[Stored items]
____

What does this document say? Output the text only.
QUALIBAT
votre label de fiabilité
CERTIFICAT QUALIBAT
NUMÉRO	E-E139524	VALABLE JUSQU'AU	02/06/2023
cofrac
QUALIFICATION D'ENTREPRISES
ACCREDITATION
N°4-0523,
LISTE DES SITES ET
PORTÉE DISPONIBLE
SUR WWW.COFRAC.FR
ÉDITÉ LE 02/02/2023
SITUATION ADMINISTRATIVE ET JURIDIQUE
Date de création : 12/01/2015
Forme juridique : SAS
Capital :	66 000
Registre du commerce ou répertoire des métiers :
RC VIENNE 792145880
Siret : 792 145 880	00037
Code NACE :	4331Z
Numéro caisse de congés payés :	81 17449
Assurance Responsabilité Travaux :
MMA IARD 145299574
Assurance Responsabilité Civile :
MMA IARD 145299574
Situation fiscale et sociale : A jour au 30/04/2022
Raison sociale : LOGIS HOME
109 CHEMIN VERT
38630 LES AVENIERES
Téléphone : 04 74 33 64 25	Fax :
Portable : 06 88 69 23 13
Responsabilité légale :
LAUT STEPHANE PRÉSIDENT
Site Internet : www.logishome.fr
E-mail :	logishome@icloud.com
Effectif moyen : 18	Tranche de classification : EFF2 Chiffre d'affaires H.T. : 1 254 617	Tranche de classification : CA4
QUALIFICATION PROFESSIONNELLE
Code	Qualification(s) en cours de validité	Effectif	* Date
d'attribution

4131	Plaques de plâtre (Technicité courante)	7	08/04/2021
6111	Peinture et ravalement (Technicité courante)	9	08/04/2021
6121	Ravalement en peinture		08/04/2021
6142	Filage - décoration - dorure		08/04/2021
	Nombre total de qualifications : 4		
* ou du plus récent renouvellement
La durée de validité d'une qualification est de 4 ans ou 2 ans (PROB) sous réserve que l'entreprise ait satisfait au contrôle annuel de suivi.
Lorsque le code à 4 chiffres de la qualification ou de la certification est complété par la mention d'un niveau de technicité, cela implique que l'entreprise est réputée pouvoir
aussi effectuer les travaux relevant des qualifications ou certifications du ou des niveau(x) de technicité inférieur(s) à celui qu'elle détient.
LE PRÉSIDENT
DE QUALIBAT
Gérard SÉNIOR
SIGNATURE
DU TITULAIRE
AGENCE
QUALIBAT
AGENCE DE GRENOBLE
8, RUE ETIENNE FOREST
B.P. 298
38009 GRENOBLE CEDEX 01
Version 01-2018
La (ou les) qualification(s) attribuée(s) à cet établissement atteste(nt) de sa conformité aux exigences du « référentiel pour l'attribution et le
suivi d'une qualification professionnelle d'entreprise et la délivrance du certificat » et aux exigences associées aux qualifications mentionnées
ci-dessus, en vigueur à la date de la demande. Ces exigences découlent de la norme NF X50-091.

____

Aim: Reproduce every line above without error.

Correct output:
What does this document say? Output the text only.
QUALIBAT
votre label de fiabilité
CERTIFICAT QUALIBAT
NUMÉRO	E-E139524	VALABLE JUSQU'AU	02/06/2023
cofrac
QUALIFICATION D'ENTREPRISES
ACCREDITATION
N°4-0523,
LISTE DES SITES ET
PORTÉE DISPONIBLE
SUR WWW.COFRAC.FR
ÉDITÉ LE 02/02/2023
SITUATION ADMINISTRATIVE ET JURIDIQUE
Date de création : 12/01/2015
Forme juridique : SAS
Capital :	66 000
Registre du commerce ou répertoire des métiers :
RC VIENNE 792145880
Siret : 792 145 880	00037
Code NACE :	4331Z
Numéro caisse de congés payés :	81 17449
Assurance Responsabilité Travaux :
MMA IARD 145299574
Assurance Responsabilité Civile :
MMA IARD 145299574
Situation fiscale et sociale : A jour au 30/04/2022
Raison sociale : LOGIS HOME
109 CHEMIN VERT
38630 LES AVENIERES
Téléphone : 04 74 33 64 25	Fax :
Portable : 06 88 69 23 13
Responsabilité légale :
LAUT STEPHANE PRÉSIDENT
Site Internet : www.logishome.fr
E-mail :	logishome@icloud.com
Effectif moyen : 18	Tranche de classification : EFF2 Chiffre d'affaires H.T. : 1 254 617	Tranche de classification : CA4
QUALIFICATION PROFESSIONNELLE
Code	Qualification(s) en cours de validité	Effectif	* Date
d'attribution

4131	Plaques de plâtre (Technicité courante)	7	08/04/2021
6111	Peinture et ravalement (Technicité courante)	9	08/04/2021
6121	Ravalement en peinture		08/04/2021
6142	Filage - décoration - dorure		08/04/2021
	Nombre total de qualifications : 4		
* ou du plus récent renouvellement
La durée de validité d'une qualification est de 4 ans ou 2 ans (PROB) sous réserve que l'entreprise ait satisfait au contrôle annuel de suivi.
Lorsque le code à 4 chiffres de la qualification ou de la certification est complété par la mention d'un niveau de technicité, cela implique que l'entreprise est réputée pouvoir
aussi effectuer les travaux relevant des qualifications ou certifications du ou des niveau(x) de technicité inférieur(s) à celui qu'elle détient.
LE PRÉSIDENT
DE QUALIBAT
Gérard SÉNIOR
SIGNATURE
DU TITULAIRE
AGENCE
QUALIBAT
AGENCE DE GRENOBLE
8, RUE ETIENNE FOREST
B.P. 298
38009 GRENOBLE CEDEX 01
Version 01-2018
La (ou les) qualification(s) attribuée(s) à cet établissement atteste(nt) de sa conformité aux exigences du « référentiel pour l'attribution et le
suivi d'une qualification professionnelle d'entreprise et la délivrance du certificat » et aux exigences associées aux qualifications mentionnées
ci-dessus, en vigueur à la date de la demande. Ces exigences découlent de la norme NF X50-091.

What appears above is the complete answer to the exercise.